*** Records provided ***

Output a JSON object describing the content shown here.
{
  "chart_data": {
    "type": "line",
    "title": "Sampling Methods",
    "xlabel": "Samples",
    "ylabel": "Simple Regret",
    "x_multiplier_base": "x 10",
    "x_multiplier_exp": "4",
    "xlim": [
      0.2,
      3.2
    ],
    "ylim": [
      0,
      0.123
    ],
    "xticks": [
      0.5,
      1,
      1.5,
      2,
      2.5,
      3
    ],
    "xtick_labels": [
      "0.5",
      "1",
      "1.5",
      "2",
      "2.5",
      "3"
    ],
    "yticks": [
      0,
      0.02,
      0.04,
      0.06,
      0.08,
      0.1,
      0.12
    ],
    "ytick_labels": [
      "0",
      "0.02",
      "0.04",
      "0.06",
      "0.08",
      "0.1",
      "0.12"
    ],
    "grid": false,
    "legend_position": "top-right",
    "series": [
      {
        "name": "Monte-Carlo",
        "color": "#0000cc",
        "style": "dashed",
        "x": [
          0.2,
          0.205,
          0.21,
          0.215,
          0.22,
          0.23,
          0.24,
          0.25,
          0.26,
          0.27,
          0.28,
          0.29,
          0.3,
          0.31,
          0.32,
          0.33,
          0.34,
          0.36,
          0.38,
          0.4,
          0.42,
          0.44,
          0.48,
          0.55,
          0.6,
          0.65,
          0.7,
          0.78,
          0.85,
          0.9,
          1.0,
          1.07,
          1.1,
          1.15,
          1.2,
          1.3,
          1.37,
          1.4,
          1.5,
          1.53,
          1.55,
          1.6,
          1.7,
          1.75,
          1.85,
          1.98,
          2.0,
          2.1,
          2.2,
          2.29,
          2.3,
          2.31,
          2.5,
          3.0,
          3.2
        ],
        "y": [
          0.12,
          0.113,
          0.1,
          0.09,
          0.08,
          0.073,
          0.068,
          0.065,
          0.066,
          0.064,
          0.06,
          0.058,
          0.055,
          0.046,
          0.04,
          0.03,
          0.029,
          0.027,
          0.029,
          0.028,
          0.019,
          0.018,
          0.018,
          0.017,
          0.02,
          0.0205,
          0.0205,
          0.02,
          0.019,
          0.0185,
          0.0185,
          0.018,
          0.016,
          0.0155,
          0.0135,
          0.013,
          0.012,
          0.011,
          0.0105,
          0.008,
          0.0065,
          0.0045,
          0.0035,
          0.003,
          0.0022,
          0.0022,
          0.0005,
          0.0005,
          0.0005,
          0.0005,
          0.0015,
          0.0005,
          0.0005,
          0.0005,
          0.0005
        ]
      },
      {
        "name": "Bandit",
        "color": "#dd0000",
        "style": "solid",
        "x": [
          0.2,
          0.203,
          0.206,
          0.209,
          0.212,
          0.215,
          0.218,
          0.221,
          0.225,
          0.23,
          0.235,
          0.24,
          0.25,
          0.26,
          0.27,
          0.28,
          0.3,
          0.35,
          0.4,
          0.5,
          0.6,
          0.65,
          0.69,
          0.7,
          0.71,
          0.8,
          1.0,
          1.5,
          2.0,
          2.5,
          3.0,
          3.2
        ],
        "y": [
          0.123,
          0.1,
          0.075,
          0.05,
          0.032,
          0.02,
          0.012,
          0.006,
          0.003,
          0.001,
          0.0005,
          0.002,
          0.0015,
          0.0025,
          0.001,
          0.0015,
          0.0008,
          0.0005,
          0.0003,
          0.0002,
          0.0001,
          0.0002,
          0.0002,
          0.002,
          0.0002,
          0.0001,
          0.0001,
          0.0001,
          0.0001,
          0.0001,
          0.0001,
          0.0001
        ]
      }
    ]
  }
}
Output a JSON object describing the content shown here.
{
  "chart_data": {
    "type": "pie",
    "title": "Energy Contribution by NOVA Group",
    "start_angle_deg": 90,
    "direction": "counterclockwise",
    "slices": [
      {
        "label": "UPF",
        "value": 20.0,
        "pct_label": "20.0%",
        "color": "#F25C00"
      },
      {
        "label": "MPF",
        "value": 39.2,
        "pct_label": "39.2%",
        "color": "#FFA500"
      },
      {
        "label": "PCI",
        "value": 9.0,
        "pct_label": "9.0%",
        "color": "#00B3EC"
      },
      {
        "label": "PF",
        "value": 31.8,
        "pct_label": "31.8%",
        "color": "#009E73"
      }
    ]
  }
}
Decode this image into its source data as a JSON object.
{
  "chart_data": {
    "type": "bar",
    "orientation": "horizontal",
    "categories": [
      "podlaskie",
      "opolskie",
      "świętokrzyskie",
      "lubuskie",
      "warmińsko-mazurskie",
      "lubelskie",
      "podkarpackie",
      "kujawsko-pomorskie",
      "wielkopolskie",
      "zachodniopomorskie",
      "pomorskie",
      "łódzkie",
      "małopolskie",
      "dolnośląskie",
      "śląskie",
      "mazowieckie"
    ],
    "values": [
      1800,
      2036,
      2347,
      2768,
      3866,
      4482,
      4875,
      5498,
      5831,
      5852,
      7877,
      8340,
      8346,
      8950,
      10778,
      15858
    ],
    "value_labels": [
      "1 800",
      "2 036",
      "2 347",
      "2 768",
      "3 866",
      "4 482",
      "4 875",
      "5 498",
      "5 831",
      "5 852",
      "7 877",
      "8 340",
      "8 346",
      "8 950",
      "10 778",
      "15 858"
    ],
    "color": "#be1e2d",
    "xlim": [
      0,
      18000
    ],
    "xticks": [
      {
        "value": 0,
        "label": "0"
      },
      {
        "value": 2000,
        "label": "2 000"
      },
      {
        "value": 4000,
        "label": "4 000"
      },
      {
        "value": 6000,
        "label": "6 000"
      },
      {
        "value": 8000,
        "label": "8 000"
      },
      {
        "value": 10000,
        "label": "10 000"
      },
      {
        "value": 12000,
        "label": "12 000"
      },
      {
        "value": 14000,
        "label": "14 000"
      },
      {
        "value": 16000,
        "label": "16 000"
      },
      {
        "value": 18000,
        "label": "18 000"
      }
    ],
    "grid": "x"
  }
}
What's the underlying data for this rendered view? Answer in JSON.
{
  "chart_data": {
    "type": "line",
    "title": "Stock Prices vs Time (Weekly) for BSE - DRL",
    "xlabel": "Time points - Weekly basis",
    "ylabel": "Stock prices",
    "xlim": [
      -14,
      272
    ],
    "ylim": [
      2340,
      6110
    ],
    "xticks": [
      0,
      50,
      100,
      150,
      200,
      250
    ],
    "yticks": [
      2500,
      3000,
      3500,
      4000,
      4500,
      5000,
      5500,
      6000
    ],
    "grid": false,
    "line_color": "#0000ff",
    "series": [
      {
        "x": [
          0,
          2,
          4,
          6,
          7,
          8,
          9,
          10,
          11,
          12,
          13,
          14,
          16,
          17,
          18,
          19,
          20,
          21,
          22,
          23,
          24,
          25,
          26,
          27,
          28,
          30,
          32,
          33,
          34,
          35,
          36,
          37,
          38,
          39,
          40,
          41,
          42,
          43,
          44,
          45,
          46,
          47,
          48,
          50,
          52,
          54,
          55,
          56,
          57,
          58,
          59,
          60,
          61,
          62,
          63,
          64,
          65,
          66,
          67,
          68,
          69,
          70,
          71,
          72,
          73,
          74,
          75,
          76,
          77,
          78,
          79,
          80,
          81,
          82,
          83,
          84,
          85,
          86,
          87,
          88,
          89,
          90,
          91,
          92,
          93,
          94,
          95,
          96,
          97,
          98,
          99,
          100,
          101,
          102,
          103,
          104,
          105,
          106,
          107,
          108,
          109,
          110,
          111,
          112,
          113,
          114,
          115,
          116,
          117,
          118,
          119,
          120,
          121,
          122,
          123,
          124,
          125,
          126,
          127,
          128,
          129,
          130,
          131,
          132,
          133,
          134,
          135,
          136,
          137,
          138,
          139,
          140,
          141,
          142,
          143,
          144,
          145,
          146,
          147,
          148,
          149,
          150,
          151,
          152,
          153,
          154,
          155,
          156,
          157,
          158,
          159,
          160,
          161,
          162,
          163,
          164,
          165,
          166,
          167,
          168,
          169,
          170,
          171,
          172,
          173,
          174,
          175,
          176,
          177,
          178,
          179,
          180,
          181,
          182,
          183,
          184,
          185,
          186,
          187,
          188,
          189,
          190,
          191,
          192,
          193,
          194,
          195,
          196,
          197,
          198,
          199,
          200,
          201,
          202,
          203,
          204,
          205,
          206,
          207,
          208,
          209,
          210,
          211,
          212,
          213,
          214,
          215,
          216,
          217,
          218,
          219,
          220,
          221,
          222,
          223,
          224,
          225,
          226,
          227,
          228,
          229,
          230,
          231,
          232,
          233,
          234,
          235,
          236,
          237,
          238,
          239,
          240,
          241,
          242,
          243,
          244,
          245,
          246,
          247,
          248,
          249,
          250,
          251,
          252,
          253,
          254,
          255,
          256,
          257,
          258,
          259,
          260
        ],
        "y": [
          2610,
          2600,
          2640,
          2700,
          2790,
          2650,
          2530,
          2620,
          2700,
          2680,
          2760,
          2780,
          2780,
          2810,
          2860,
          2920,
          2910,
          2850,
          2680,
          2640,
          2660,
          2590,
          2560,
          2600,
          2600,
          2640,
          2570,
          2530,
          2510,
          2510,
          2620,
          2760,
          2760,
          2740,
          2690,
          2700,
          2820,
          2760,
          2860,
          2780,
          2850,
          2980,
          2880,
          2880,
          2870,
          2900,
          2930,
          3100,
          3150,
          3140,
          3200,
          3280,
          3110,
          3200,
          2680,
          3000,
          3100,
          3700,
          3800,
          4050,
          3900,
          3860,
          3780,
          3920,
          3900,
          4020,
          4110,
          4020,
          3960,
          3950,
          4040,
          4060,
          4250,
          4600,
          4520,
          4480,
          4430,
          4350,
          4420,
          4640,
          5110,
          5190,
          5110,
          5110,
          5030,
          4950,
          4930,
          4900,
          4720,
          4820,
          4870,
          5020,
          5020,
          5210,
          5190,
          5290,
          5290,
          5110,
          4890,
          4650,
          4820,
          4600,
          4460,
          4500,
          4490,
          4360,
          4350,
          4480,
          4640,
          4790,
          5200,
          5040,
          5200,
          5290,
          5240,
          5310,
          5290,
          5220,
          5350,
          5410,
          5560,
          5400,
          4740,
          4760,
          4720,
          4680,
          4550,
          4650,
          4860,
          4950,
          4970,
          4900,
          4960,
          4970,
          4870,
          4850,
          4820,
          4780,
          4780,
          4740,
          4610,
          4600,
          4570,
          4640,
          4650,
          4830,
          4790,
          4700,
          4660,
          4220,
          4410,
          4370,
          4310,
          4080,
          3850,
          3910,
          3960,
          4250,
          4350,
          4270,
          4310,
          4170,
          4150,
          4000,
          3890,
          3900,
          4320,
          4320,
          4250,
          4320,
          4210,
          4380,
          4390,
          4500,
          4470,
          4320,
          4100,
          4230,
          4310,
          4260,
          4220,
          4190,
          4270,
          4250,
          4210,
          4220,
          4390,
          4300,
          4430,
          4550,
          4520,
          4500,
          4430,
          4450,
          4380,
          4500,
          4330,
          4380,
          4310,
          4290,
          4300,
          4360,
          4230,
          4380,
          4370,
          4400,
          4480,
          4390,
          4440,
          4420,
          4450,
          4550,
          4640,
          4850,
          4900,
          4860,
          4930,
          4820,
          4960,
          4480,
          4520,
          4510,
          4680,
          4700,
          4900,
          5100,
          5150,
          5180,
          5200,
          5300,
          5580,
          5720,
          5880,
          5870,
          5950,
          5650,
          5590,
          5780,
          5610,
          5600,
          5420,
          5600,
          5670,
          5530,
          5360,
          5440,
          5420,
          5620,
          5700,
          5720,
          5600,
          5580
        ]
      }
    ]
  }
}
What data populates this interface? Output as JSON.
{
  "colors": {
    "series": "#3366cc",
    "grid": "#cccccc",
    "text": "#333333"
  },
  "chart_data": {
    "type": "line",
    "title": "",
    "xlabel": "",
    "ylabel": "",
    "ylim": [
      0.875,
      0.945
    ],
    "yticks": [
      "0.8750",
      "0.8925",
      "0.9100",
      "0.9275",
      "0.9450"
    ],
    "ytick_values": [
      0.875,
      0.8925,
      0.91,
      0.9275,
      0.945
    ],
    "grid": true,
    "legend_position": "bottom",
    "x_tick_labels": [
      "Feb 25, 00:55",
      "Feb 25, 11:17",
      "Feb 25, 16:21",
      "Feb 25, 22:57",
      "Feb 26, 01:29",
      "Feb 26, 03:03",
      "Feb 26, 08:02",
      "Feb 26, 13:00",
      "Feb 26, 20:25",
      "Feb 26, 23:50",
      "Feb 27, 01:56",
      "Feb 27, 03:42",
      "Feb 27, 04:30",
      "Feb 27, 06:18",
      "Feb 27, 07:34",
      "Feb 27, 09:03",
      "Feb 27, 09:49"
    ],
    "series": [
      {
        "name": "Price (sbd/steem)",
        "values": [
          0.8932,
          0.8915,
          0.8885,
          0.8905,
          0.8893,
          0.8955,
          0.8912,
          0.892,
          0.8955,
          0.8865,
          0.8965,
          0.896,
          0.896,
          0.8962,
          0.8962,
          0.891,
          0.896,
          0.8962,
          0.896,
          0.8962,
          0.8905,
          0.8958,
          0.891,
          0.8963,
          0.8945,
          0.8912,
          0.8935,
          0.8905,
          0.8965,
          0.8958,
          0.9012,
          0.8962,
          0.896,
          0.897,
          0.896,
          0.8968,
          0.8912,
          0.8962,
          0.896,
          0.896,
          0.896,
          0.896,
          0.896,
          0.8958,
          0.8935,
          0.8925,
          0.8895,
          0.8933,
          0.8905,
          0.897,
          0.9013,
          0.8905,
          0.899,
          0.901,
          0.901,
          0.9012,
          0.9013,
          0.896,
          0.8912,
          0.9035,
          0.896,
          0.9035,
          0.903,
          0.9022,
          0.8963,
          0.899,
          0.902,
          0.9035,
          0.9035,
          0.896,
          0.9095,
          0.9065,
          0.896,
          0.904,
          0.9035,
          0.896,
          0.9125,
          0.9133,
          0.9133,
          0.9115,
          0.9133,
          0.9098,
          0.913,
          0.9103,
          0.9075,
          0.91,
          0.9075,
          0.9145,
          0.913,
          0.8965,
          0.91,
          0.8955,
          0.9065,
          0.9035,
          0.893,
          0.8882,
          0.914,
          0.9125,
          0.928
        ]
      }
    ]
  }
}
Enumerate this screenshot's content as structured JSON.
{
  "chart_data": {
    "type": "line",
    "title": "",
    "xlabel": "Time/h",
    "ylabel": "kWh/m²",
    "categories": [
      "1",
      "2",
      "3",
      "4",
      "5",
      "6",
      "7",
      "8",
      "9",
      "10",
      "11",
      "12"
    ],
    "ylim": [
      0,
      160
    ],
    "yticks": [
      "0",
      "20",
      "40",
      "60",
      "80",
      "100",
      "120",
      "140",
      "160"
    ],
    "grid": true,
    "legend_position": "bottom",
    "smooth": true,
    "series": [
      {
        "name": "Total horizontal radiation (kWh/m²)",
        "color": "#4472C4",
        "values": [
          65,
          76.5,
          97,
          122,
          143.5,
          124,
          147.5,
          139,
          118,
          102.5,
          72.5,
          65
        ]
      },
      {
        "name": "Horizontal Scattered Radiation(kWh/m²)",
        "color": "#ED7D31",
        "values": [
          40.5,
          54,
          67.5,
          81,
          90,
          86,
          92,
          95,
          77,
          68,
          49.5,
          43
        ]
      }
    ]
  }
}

***

Challenge: Write out again, unchanged, every line from the line containing "Enumerate this screenshot's" to the final line of the material above.

Result:
Enumerate this screenshot's content as structured JSON.
{
  "chart_data": {
    "type": "line",
    "title": "",
    "xlabel": "Time/h",
    "ylabel": "kWh/m²",
    "categories": [
      "1",
      "2",
      "3",
      "4",
      "5",
      "6",
      "7",
      "8",
      "9",
      "10",
      "11",
      "12"
    ],
    "ylim": [
      0,
      160
    ],
    "yticks": [
      "0",
      "20",
      "40",
      "60",
      "80",
      "100",
      "120",
      "140",
      "160"
    ],
    "grid": true,
    "legend_position": "bottom",
    "smooth": true,
    "series": [
      {
        "name": "Total horizontal radiation (kWh/m²)",
        "color": "#4472C4",
        "values": [
          65,
          76.5,
          97,
          122,
          143.5,
          124,
          147.5,
          139,
          118,
          102.5,
          72.5,
          65
        ]
      },
      {
        "name": "Horizontal Scattered Radiation(kWh/m²)",
        "color": "#ED7D31",
        "values": [
          40.5,
          54,
          67.5,
          81,
          90,
          86,
          92,
          95,
          77,
          68,
          49.5,
          43
        ]
      }
    ]
  }
}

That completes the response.